### DATA FOR THIS TASK
>> start

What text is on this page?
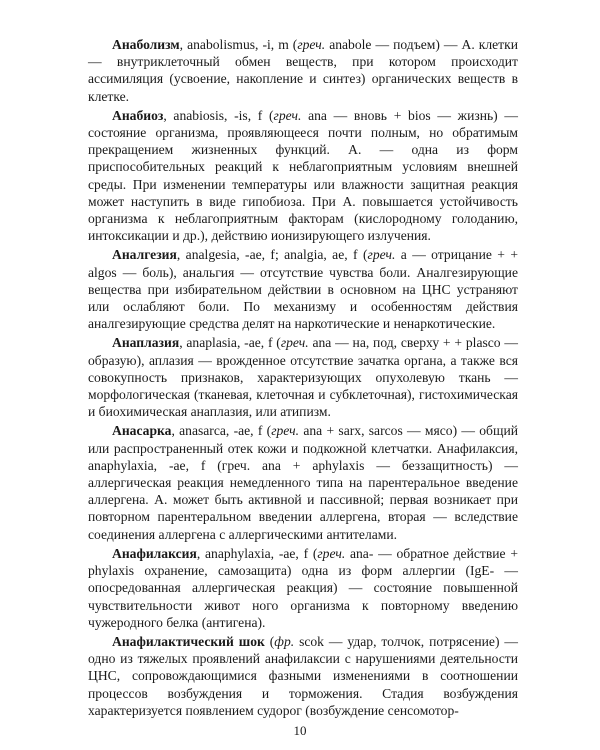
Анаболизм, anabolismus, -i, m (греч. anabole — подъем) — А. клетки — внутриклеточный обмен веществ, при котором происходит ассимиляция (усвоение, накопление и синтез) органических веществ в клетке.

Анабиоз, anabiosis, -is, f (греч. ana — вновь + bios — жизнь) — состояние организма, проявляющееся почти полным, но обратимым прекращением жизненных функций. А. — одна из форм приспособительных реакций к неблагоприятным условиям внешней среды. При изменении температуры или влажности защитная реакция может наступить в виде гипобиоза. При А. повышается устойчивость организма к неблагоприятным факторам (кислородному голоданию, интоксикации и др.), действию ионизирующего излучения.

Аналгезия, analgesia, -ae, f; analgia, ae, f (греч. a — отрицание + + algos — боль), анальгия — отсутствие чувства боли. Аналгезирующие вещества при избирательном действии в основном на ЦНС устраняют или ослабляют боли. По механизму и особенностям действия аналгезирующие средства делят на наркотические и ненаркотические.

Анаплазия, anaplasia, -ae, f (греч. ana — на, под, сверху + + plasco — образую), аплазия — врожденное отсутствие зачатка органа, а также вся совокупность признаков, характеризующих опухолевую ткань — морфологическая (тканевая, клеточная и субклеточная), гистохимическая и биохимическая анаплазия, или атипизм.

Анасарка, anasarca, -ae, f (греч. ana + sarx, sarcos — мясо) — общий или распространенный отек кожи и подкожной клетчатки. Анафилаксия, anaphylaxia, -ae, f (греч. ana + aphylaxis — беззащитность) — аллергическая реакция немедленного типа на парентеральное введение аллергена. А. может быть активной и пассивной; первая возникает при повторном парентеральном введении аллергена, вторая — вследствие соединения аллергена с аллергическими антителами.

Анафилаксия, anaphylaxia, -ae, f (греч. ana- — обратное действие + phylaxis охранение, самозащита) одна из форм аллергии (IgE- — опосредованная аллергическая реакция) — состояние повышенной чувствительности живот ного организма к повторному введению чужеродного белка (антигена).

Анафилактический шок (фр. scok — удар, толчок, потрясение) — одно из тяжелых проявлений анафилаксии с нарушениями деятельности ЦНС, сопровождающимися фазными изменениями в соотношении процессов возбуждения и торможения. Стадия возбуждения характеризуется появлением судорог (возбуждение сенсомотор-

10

>> end

### INSTRUCTION
Output the records above exactly as they are, leaving out the pictures.

### SOLVED EXERCISE
What text is on this page?
Анаболизм, anabolismus, -i, m (греч. anabole — подъем) — А. клетки — внутриклеточный обмен веществ, при котором происходит ассимиляция (усвоение, накопление и синтез) органических веществ в клетке.

Анабиоз, anabiosis, -is, f (греч. ana — вновь + bios — жизнь) — состояние организма, проявляющееся почти полным, но обратимым прекращением жизненных функций. А. — одна из форм приспособительных реакций к неблагоприятным условиям внешней среды. При изменении температуры или влажности защитная реакция может наступить в виде гипобиоза. При А. повышается устойчивость организма к неблагоприятным факторам (кислородному голоданию, интоксикации и др.), действию ионизирующего излучения.

Аналгезия, analgesia, -ae, f; analgia, ae, f (греч. a — отрицание + + algos — боль), анальгия — отсутствие чувства боли. Аналгезирующие вещества при избирательном действии в основном на ЦНС устраняют или ослабляют боли. По механизму и особенностям действия аналгезирующие средства делят на наркотические и ненаркотические.

Анаплазия, anaplasia, -ae, f (греч. ana — на, под, сверху + + plasco — образую), аплазия — врожденное отсутствие зачатка органа, а также вся совокупность признаков, характеризующих опухолевую ткань — морфологическая (тканевая, клеточная и субклеточная), гистохимическая и биохимическая анаплазия, или атипизм.

Анасарка, anasarca, -ae, f (греч. ana + sarx, sarcos — мясо) — общий или распространенный отек кожи и подкожной клетчатки. Анафилаксия, anaphylaxia, -ae, f (греч. ana + aphylaxis — беззащитность) — аллергическая реакция немедленного типа на парентеральное введение аллергена. А. может быть активной и пассивной; первая возникает при повторном парентеральном введении аллергена, вторая — вследствие соединения аллергена с аллергическими антителами.

Анафилаксия, anaphylaxia, -ae, f (греч. ana- — обратное действие + phylaxis охранение, самозащита) одна из форм аллергии (IgE- — опосредованная аллергическая реакция) — состояние повышенной чувствительности живот ного организма к повторному введению чужеродного белка (антигена).

Анафилактический шок (фр. scok — удар, толчок, потрясение) — одно из тяжелых проявлений анафилаксии с нарушениями деятельности ЦНС, сопровождающимися фазными изменениями в соотношении процессов возбуждения и торможения. Стадия возбуждения характеризуется появлением судорог (возбуждение сенсомотор-

10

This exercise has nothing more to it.